→ Task statement: Print all of the entries exactly, minus the pictures.

start Data for processing

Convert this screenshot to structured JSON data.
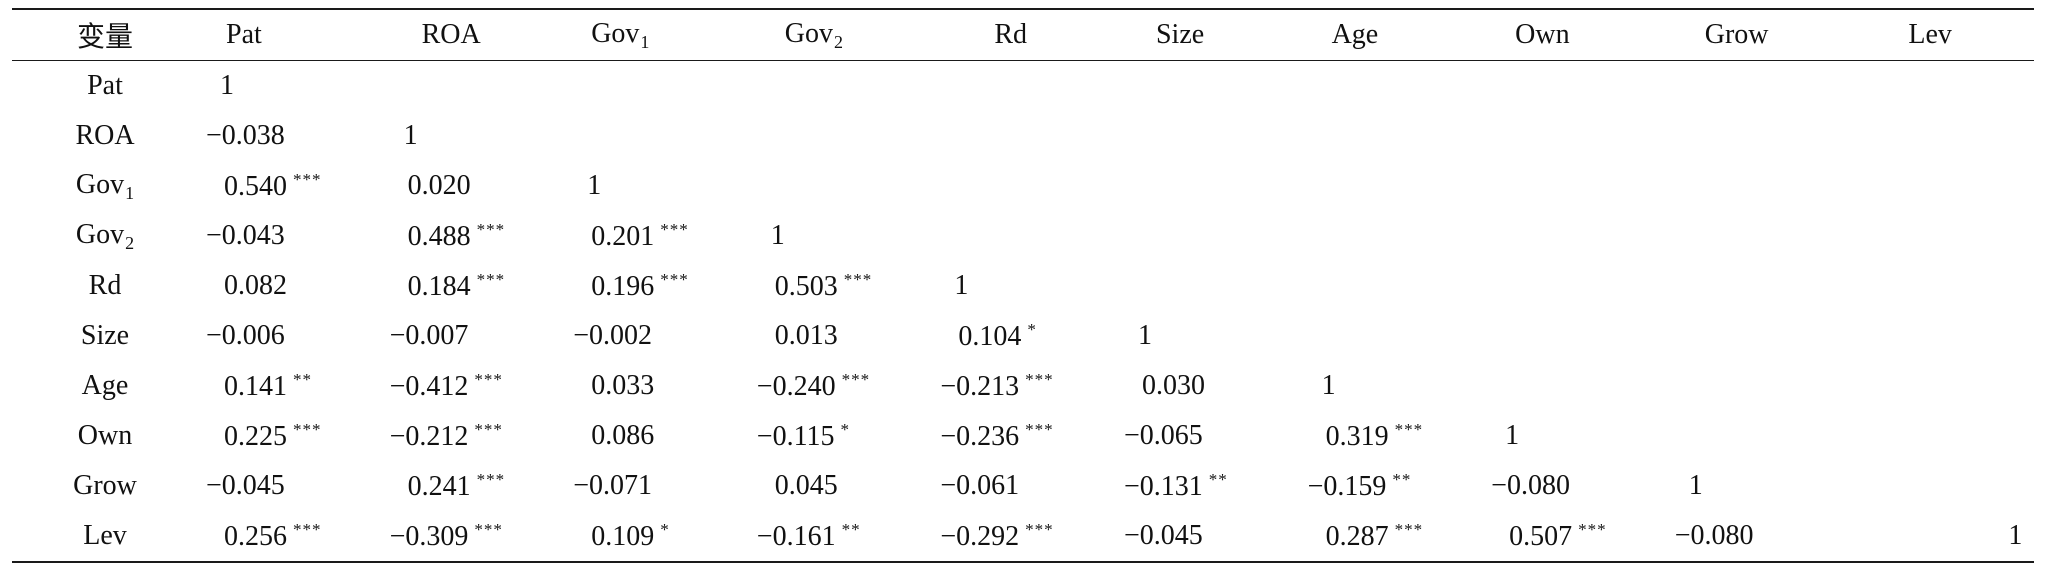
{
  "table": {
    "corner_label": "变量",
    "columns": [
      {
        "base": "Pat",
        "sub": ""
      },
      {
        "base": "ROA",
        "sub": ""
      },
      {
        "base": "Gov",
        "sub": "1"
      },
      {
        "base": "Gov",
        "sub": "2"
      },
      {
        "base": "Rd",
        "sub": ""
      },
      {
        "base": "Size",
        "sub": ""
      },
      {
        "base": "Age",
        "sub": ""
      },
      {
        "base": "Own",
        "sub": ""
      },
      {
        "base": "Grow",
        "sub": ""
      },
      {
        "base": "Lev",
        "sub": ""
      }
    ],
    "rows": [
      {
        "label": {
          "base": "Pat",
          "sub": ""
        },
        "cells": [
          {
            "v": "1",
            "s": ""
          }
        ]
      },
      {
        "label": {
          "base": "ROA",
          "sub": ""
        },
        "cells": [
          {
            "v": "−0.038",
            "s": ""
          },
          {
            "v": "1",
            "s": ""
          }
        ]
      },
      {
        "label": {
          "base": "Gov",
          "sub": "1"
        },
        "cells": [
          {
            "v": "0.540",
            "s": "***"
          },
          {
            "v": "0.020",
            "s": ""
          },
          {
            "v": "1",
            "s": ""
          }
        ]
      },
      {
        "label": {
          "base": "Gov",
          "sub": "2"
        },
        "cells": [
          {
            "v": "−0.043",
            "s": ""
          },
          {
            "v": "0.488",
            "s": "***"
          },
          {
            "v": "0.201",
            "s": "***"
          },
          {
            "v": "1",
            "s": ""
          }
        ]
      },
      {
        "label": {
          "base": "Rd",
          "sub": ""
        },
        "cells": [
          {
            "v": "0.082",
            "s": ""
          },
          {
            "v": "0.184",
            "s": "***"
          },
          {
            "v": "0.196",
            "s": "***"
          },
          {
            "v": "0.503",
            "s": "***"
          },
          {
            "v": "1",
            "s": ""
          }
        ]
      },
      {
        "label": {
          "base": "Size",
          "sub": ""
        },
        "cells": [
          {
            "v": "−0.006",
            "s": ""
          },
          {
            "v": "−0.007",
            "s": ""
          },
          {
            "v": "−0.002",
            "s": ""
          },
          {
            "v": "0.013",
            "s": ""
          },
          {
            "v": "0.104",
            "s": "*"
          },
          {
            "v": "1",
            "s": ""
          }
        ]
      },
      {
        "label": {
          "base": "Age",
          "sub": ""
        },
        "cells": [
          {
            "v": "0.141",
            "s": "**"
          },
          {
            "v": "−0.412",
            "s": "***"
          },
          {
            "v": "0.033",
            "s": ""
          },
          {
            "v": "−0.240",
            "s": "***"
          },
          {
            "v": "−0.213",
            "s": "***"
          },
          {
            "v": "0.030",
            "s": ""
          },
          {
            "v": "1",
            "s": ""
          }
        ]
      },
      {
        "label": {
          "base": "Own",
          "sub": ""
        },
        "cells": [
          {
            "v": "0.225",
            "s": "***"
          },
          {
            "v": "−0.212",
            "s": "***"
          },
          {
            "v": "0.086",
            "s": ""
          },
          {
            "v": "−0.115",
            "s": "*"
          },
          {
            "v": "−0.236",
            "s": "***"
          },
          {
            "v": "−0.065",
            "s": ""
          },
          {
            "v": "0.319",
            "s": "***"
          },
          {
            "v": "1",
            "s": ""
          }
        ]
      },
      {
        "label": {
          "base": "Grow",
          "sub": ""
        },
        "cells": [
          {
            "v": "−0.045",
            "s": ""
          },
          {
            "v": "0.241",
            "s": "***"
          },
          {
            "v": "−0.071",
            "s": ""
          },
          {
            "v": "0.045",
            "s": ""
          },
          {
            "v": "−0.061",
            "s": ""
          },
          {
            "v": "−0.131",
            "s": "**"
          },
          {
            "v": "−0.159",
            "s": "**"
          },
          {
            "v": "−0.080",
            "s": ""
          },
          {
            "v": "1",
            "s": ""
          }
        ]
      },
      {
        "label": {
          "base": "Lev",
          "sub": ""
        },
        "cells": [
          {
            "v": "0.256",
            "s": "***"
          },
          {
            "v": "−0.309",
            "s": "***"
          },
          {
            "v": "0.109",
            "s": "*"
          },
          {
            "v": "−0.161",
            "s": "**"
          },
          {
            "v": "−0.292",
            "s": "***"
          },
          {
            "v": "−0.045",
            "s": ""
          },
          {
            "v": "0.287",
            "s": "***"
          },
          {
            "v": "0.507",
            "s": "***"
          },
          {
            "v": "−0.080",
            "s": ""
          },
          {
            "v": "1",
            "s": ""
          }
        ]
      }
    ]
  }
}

end Data for processing

→ Output:
Convert this screenshot to structured JSON data.
{
  "table": {
    "corner_label": "变量",
    "columns": [
      {
        "base": "Pat",
        "sub": ""
      },
      {
        "base": "ROA",
        "sub": ""
      },
      {
        "base": "Gov",
        "sub": "1"
      },
      {
        "base": "Gov",
        "sub": "2"
      },
      {
        "base": "Rd",
        "sub": ""
      },
      {
        "base": "Size",
        "sub": ""
      },
      {
        "base": "Age",
        "sub": ""
      },
      {
        "base": "Own",
        "sub": ""
      },
      {
        "base": "Grow",
        "sub": ""
      },
      {
        "base": "Lev",
        "sub": ""
      }
    ],
    "rows": [
      {
        "label": {
          "base": "Pat",
          "sub": ""
        },
        "cells": [
          {
            "v": "1",
            "s": ""
          }
        ]
      },
      {
        "label": {
          "base": "ROA",
          "sub": ""
        },
        "cells": [
          {
            "v": "−0.038",
            "s": ""
          },
          {
            "v": "1",
            "s": ""
          }
        ]
      },
      {
        "label": {
          "base": "Gov",
          "sub": "1"
        },
        "cells": [
          {
            "v": "0.540",
            "s": "***"
          },
          {
            "v": "0.020",
            "s": ""
          },
          {
            "v": "1",
            "s": ""
          }
        ]
      },
      {
        "label": {
          "base": "Gov",
          "sub": "2"
        },
        "cells": [
          {
            "v": "−0.043",
            "s": ""
          },
          {
            "v": "0.488",
            "s": "***"
          },
          {
            "v": "0.201",
            "s": "***"
          },
          {
            "v": "1",
            "s": ""
          }
        ]
      },
      {
        "label": {
          "base": "Rd",
          "sub": ""
        },
        "cells": [
          {
            "v": "0.082",
            "s": ""
          },
          {
            "v": "0.184",
            "s": "***"
          },
          {
            "v": "0.196",
            "s": "***"
          },
          {
            "v": "0.503",
            "s": "***"
          },
          {
            "v": "1",
            "s": ""
          }
        ]
      },
      {
        "label": {
          "base": "Size",
          "sub": ""
        },
        "cells": [
          {
            "v": "−0.006",
            "s": ""
          },
          {
            "v": "−0.007",
            "s": ""
          },
          {
            "v": "−0.002",
            "s": ""
          },
          {
            "v": "0.013",
            "s": ""
          },
          {
            "v": "0.104",
            "s": "*"
          },
          {
            "v": "1",
            "s": ""
          }
        ]
      },
      {
        "label": {
          "base": "Age",
          "sub": ""
        },
        "cells": [
          {
            "v": "0.141",
            "s": "**"
          },
          {
            "v": "−0.412",
            "s": "***"
          },
          {
            "v": "0.033",
            "s": ""
          },
          {
            "v": "−0.240",
            "s": "***"
          },
          {
            "v": "−0.213",
            "s": "***"
          },
          {
            "v": "0.030",
            "s": ""
          },
          {
            "v": "1",
            "s": ""
          }
        ]
      },
      {
        "label": {
          "base": "Own",
          "sub": ""
        },
        "cells": [
          {
            "v": "0.225",
            "s": "***"
          },
          {
            "v": "−0.212",
            "s": "***"
          },
          {
            "v": "0.086",
            "s": ""
          },
          {
            "v": "−0.115",
            "s": "*"
          },
          {
            "v": "−0.236",
            "s": "***"
          },
          {
            "v": "−0.065",
            "s": ""
          },
          {
            "v": "0.319",
            "s": "***"
          },
          {
            "v": "1",
            "s": ""
          }
        ]
      },
      {
        "label": {
          "base": "Grow",
          "sub": ""
        },
        "cells": [
          {
            "v": "−0.045",
            "s": ""
          },
          {
            "v": "0.241",
            "s": "***"
          },
          {
            "v": "−0.071",
            "s": ""
          },
          {
            "v": "0.045",
            "s": ""
          },
          {
            "v": "−0.061",
            "s": ""
          },
          {
            "v": "−0.131",
            "s": "**"
          },
          {
            "v": "−0.159",
            "s": "**"
          },
          {
            "v": "−0.080",
            "s": ""
          },
          {
            "v": "1",
            "s": ""
          }
        ]
      },
      {
        "label": {
          "base": "Lev",
          "sub": ""
        },
        "cells": [
          {
            "v": "0.256",
            "s": "***"
          },
          {
            "v": "−0.309",
            "s": "***"
          },
          {
            "v": "0.109",
            "s": "*"
          },
          {
            "v": "−0.161",
            "s": "**"
          },
          {
            "v": "−0.292",
            "s": "***"
          },
          {
            "v": "−0.045",
            "s": ""
          },
          {
            "v": "0.287",
            "s": "***"
          },
          {
            "v": "0.507",
            "s": "***"
          },
          {
            "v": "−0.080",
            "s": ""
          },
          {
            "v": "1",
            "s": ""
          }
        ]
      }
    ]
  }
}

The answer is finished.